* REQUIREMENT
Lines that include the word "Colour" are the ones to copy.

* GIVEN DATA
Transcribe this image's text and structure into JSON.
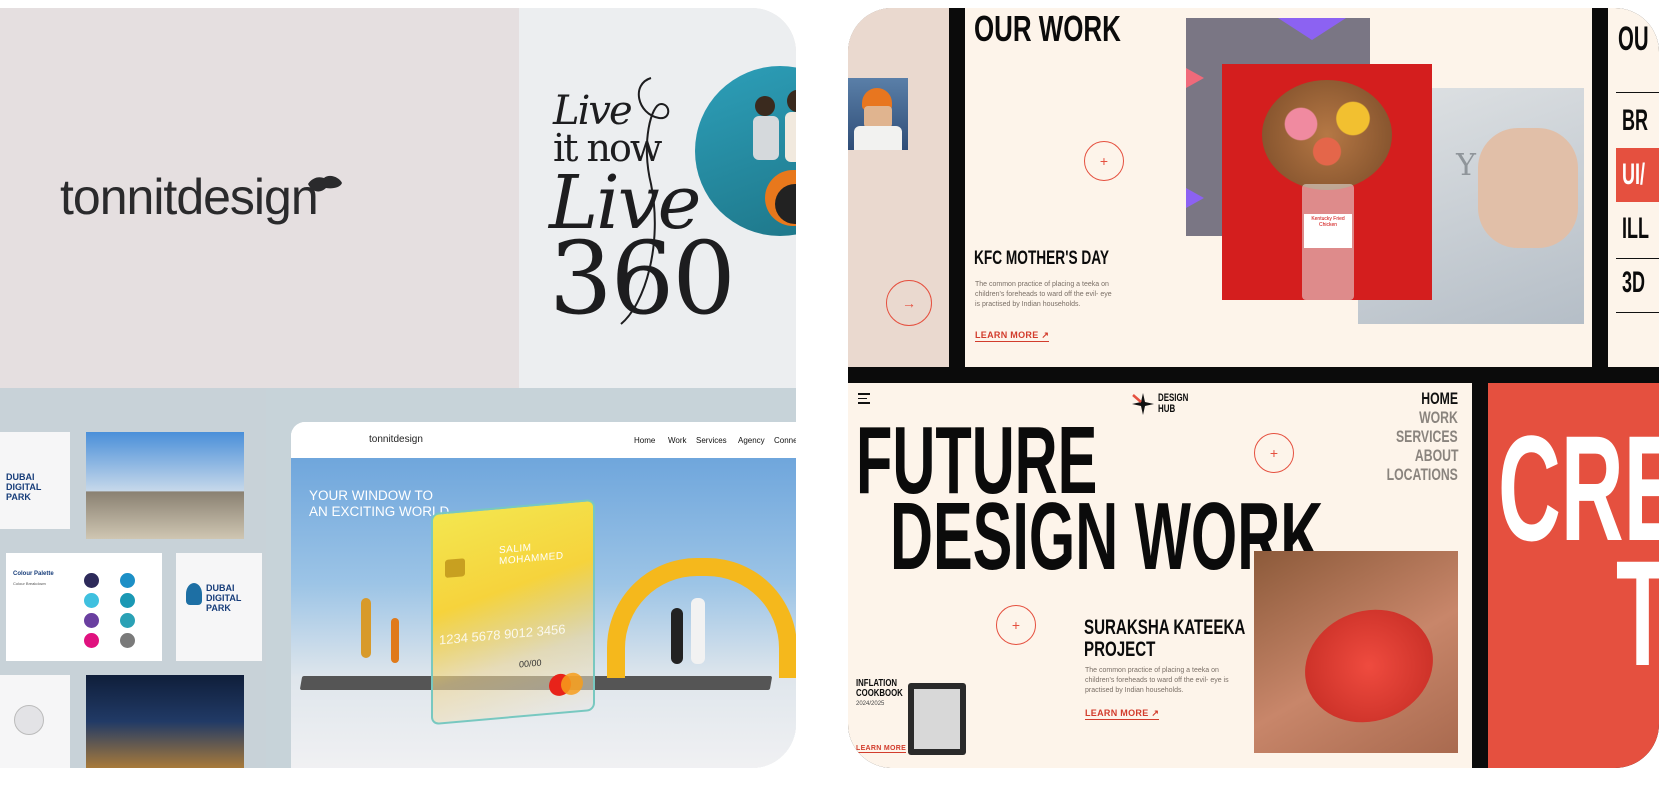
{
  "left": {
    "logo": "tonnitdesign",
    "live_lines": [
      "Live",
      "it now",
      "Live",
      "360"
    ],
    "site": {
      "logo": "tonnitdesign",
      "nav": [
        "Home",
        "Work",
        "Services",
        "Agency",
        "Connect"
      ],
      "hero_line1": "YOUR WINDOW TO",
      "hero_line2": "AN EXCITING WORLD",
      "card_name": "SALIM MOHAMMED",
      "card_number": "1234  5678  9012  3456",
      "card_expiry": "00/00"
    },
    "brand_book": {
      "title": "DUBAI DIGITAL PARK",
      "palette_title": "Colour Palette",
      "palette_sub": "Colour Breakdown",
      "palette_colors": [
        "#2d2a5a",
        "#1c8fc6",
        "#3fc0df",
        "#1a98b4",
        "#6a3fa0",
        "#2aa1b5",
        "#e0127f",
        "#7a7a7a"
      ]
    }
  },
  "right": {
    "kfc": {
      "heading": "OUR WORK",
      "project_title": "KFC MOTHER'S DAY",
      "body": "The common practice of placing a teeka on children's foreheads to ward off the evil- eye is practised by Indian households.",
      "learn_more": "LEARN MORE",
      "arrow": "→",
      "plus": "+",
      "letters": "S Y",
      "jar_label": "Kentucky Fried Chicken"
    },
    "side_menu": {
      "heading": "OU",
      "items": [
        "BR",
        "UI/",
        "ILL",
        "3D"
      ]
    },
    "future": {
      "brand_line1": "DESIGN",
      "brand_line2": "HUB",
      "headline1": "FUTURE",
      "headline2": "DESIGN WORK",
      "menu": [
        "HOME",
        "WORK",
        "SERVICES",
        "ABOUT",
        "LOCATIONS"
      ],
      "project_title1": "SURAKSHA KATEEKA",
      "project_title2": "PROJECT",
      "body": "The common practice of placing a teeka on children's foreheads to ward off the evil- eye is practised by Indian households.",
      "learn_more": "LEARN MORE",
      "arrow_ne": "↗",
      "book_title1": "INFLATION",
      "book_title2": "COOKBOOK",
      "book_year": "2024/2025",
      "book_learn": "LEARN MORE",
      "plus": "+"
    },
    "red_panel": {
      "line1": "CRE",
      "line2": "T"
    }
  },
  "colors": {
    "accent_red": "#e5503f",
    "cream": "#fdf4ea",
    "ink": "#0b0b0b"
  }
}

--

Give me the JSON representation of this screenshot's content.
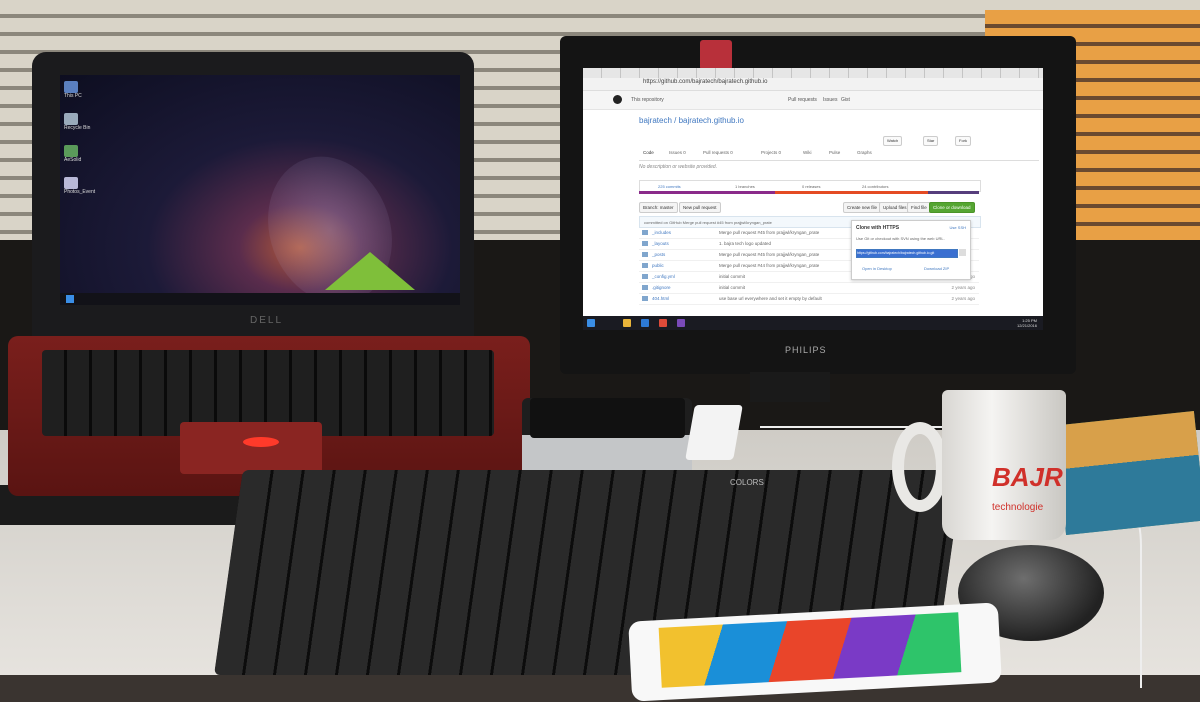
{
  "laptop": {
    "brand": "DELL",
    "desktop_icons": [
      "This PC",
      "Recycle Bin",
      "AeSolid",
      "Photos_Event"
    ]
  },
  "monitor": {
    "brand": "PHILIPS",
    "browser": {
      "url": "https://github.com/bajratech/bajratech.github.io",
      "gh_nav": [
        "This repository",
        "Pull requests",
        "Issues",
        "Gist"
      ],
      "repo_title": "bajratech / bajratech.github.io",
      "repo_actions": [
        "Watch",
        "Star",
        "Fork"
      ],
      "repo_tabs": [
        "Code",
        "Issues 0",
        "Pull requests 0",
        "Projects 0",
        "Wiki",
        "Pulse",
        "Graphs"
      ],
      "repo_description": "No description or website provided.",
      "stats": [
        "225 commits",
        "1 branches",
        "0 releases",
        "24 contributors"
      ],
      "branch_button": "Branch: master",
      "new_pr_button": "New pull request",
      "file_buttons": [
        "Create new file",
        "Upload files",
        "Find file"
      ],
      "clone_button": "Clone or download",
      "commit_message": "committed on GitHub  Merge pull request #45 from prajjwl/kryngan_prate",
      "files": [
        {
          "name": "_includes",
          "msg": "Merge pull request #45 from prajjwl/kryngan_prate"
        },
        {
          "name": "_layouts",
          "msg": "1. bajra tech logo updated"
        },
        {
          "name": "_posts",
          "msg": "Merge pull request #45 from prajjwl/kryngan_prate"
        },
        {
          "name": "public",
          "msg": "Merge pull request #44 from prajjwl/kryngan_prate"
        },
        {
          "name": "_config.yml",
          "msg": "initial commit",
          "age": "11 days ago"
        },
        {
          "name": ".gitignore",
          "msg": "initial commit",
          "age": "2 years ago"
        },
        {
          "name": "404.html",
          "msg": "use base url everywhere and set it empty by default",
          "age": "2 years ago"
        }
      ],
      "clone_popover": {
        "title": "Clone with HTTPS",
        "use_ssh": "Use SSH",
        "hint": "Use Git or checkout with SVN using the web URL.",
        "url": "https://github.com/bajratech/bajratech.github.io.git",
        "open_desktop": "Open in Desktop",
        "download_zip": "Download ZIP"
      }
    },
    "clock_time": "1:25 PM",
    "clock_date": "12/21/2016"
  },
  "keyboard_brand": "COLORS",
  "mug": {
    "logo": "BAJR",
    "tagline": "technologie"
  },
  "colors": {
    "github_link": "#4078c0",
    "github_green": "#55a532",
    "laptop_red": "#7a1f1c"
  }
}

* RESPONSE TO THIS EXERCISE
      "palette_title": "Colour Palette",
      "palette_sub": "Colour Breakdown",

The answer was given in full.